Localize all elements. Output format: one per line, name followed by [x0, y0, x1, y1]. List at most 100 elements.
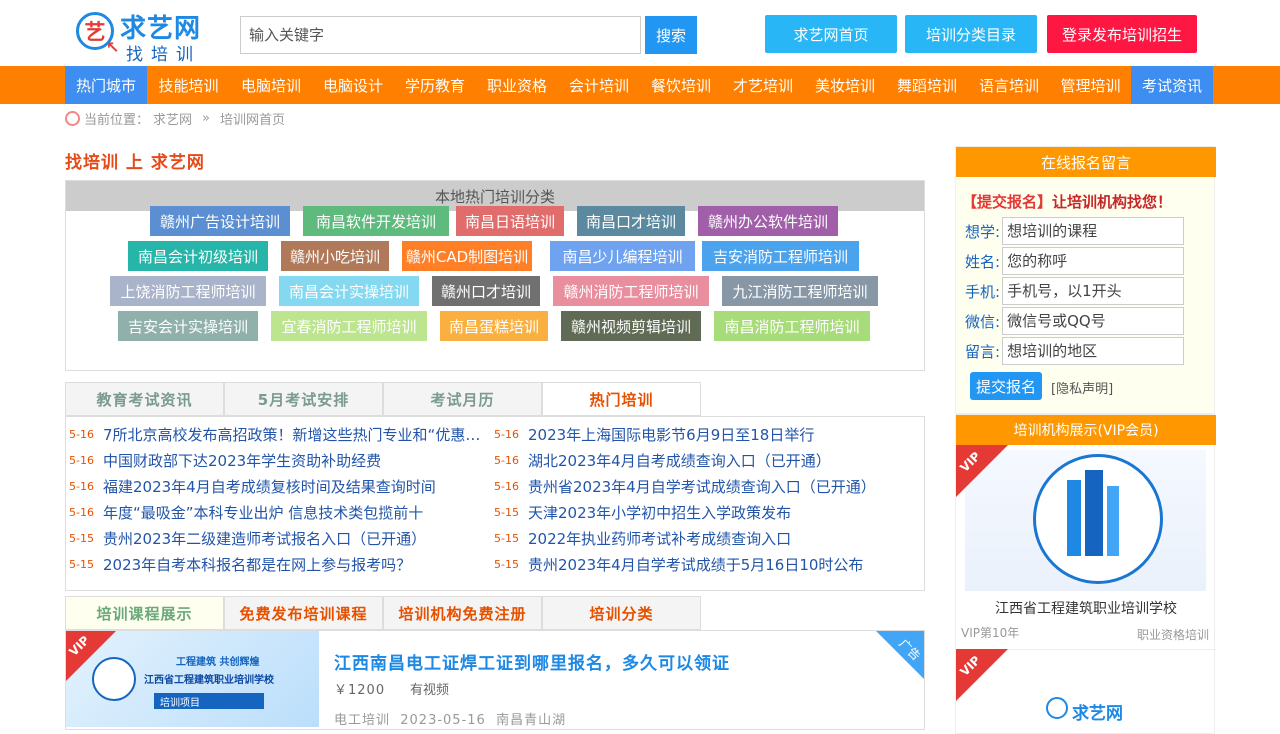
- nav-item[interactable]: 会计培训: [558, 66, 640, 104]
- login-publish-button[interactable]: 登录发布培训招生: [1047, 15, 1197, 53]
- news-item[interactable]: 5-16 2023年上海国际电影节6月9日至18日举行: [494, 421, 914, 447]
- nav-item[interactable]: 管理培训: [1050, 66, 1131, 104]
- news-item[interactable]: 5-16 湖北2023年4月自考成绩查询入口（已开通）: [494, 447, 914, 473]
- home-button[interactable]: 求艺网首页: [765, 15, 897, 53]
- nav-item[interactable]: 舞蹈培训: [886, 66, 968, 104]
- nav-item[interactable]: 电脑设计: [312, 66, 394, 104]
- category-tag[interactable]: 南昌日语培训: [456, 206, 564, 236]
- course-title[interactable]: 江西南昌电工证焊工证到哪里报名，多久可以领证: [334, 649, 730, 674]
- news-title[interactable]: 中国财政部下达2023年学生资助补助经费: [103, 450, 381, 471]
- signup-field: 想学:: [965, 217, 1185, 245]
- nav-item[interactable]: 语言培训: [968, 66, 1050, 104]
- tab-0[interactable]: 教育考试资讯: [65, 382, 224, 416]
- category-tag[interactable]: 赣州办公软件培训: [698, 206, 838, 236]
- news-title[interactable]: 湖北2023年4月自考成绩查询入口（已开通）: [528, 450, 831, 471]
- category-tag[interactable]: 赣州口才培训: [432, 276, 540, 306]
- tab-3[interactable]: 热门培训: [542, 382, 701, 416]
- news-title[interactable]: 2022年执业药师考试补考成绩查询入口: [528, 528, 791, 549]
- vip-years: VIP第10年: [961, 626, 1020, 640]
- news-date: 5-16: [69, 505, 94, 519]
- category-tag[interactable]: 吉安会计实操培训: [118, 311, 258, 341]
- news-title[interactable]: 2023年上海国际电影节6月9日至18日举行: [528, 424, 814, 445]
- search-button[interactable]: 搜索: [645, 16, 697, 54]
- news-item[interactable]: 5-16 福建2023年4月自考成绩复核时间及结果查询时间: [69, 473, 485, 499]
- news-item[interactable]: 5-15 贵州2023年4月自学考试成绩于5月16日10时公布: [494, 551, 914, 577]
- category-tag[interactable]: 赣州CAD制图培训: [402, 241, 532, 271]
- category-tag[interactable]: 上饶消防工程师培训: [110, 276, 266, 306]
- nav-item[interactable]: 才艺培训: [722, 66, 804, 104]
- field-input[interactable]: [1002, 217, 1185, 245]
- privacy-link[interactable]: [隐私声明]: [1051, 378, 1113, 397]
- news-item[interactable]: 5-16 年度“最吸金”本科专业出炉 信息技术类包揽前十: [69, 499, 485, 525]
- category-tag[interactable]: 南昌消防工程师培训: [714, 311, 870, 341]
- news-item[interactable]: 5-15 天津2023年小学初中招生入学政策发布: [494, 499, 914, 525]
- logo-arrow-icon: ↖: [106, 38, 120, 57]
- category-tag[interactable]: 赣州广告设计培训: [150, 206, 290, 236]
- field-input[interactable]: [1002, 337, 1185, 365]
- vip-showcase: 培训机构展示(VIP会员) VIP 江西省工程建筑职业培训学校 VIP第10年 …: [955, 414, 1216, 734]
- course-image[interactable]: 工程建筑 共创辉煌 江西省工程建筑职业培训学校 培训项目 VIP: [66, 631, 319, 727]
- category-tag[interactable]: 南昌会计初级培训: [128, 241, 268, 271]
- category-tag[interactable]: 南昌会计实操培训: [279, 276, 419, 306]
- site-logo[interactable]: 艺 ↖ 求艺网 找培训: [76, 8, 216, 65]
- signup-cta: 【提交报名】让培训机构找您！: [962, 191, 1172, 212]
- category-tag[interactable]: 南昌软件开发培训: [303, 206, 449, 236]
- category-tag[interactable]: 吉安消防工程师培训: [702, 241, 859, 271]
- news-title[interactable]: 年度“最吸金”本科专业出炉 信息技术类包揽前十: [103, 502, 423, 523]
- tab-3[interactable]: 培训分类: [542, 596, 701, 630]
- news-title[interactable]: 贵州2023年二级建造师考试报名入口（已开通）: [103, 528, 426, 549]
- vip-school-name[interactable]: 江西省工程建筑职业培训学校: [956, 598, 1216, 618]
- news-item[interactable]: 5-16 中国财政部下达2023年学生资助补助经费: [69, 447, 485, 473]
- category-tag[interactable]: 赣州视频剪辑培训: [561, 311, 701, 341]
- nav-item[interactable]: 热门城市: [65, 66, 147, 104]
- news-title[interactable]: 7所北京高校发布高招政策！新增这些热门专业和“优惠…: [103, 424, 480, 445]
- category-tag[interactable]: 赣州消防工程师培训: [553, 276, 709, 306]
- field-label: 微信:: [965, 312, 1001, 331]
- nav-item[interactable]: 餐饮培训: [640, 66, 722, 104]
- news-item[interactable]: 5-16 7所北京高校发布高招政策！新增这些热门专业和“优惠…: [69, 421, 485, 447]
- tab-2[interactable]: 考试月历: [383, 382, 542, 416]
- breadcrumb-site-link[interactable]: 求艺网: [153, 109, 192, 128]
- breadcrumb-separator: »: [202, 110, 210, 126]
- logo-sub-text: 找培训: [126, 45, 201, 65]
- category-tag[interactable]: 南昌口才培训: [577, 206, 685, 236]
- nav-item[interactable]: 学历教育: [394, 66, 476, 104]
- news-title[interactable]: 2023年自考本科报名都是在网上参与报考吗？: [103, 554, 411, 575]
- tab-0[interactable]: 培训课程展示: [65, 596, 224, 630]
- category-tag[interactable]: 九江消防工程师培训: [722, 276, 878, 306]
- category-tag[interactable]: 宜春消防工程师培训: [271, 311, 427, 341]
- field-label: 姓名:: [965, 252, 1001, 271]
- tab-2[interactable]: 培训机构免费注册: [383, 596, 542, 630]
- field-input[interactable]: [1002, 307, 1185, 335]
- signup-field: 姓名:: [965, 247, 1185, 275]
- news-item[interactable]: 5-16 贵州省2023年4月自学考试成绩查询入口（已开通）: [494, 473, 914, 499]
- tab-1[interactable]: 免费发布培训课程: [224, 596, 383, 630]
- course-img-project: 培训项目: [154, 693, 264, 709]
- building-icon: [1067, 480, 1081, 556]
- breadcrumb-current[interactable]: 培训网首页: [220, 109, 285, 128]
- news-title[interactable]: 福建2023年4月自考成绩复核时间及结果查询时间: [103, 476, 436, 497]
- submit-signup-button[interactable]: 提交报名: [970, 372, 1042, 400]
- news-date: 5-15: [69, 557, 94, 571]
- nav-item[interactable]: 考试资讯: [1131, 66, 1213, 104]
- news-date: 5-16: [69, 453, 94, 467]
- signup-cta-text: 让培训机构找您！: [1052, 193, 1173, 211]
- catalog-button[interactable]: 培训分类目录: [905, 15, 1037, 53]
- category-tag[interactable]: 南昌蛋糕培训: [440, 311, 548, 341]
- news-title[interactable]: 贵州2023年4月自学考试成绩于5月16日10时公布: [528, 554, 863, 575]
- news-title[interactable]: 天津2023年小学初中招生入学政策发布: [528, 502, 791, 523]
- news-item[interactable]: 5-15 贵州2023年二级建造师考试报名入口（已开通）: [69, 525, 485, 551]
- news-item[interactable]: 5-15 2022年执业药师考试补考成绩查询入口: [494, 525, 914, 551]
- nav-item[interactable]: 技能培训: [147, 66, 230, 104]
- news-title[interactable]: 贵州省2023年4月自学考试成绩查询入口（已开通）: [528, 476, 876, 497]
- search-input[interactable]: [240, 16, 641, 54]
- field-input[interactable]: [1002, 277, 1185, 305]
- category-tag[interactable]: 南昌少儿编程培训: [550, 241, 695, 271]
- tab-1[interactable]: 5月考试安排: [224, 382, 383, 416]
- nav-item[interactable]: 电脑培训: [230, 66, 312, 104]
- news-item[interactable]: 5-15 2023年自考本科报名都是在网上参与报考吗？: [69, 551, 485, 577]
- nav-item[interactable]: 职业资格: [476, 66, 558, 104]
- field-input[interactable]: [1002, 247, 1185, 275]
- category-tag[interactable]: 赣州小吃培训: [281, 241, 389, 271]
- nav-item[interactable]: 美妆培训: [804, 66, 886, 104]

■ ■ ■

Start at the line in the records that contains "- nav-item[interactable]: 会计培训: [558, 66, 640, 104]" and stop after the line that contains "- nav-item[interactable]: 管理培训: [1050, 66, 1131, 104]". Render those lines as a Markdown table with the columns Row and Record line, numbering each row and skipping any blank lines.

| Row | Record line |
|---|---|
| 1 | - nav-item[interactable]: 会计培训: [558, 66, 640, 104] |
| 2 | - login-publish-button[interactable]: 登录发布培训招生: [1047, 15, 1197, 53] |
| 3 | - news-item[interactable]: 5-16 2023年上海国际电影节6月9日至18日举行: [494, 421, 914, 447] |
| 4 | - nav-item[interactable]: 管理培训: [1050, 66, 1131, 104] |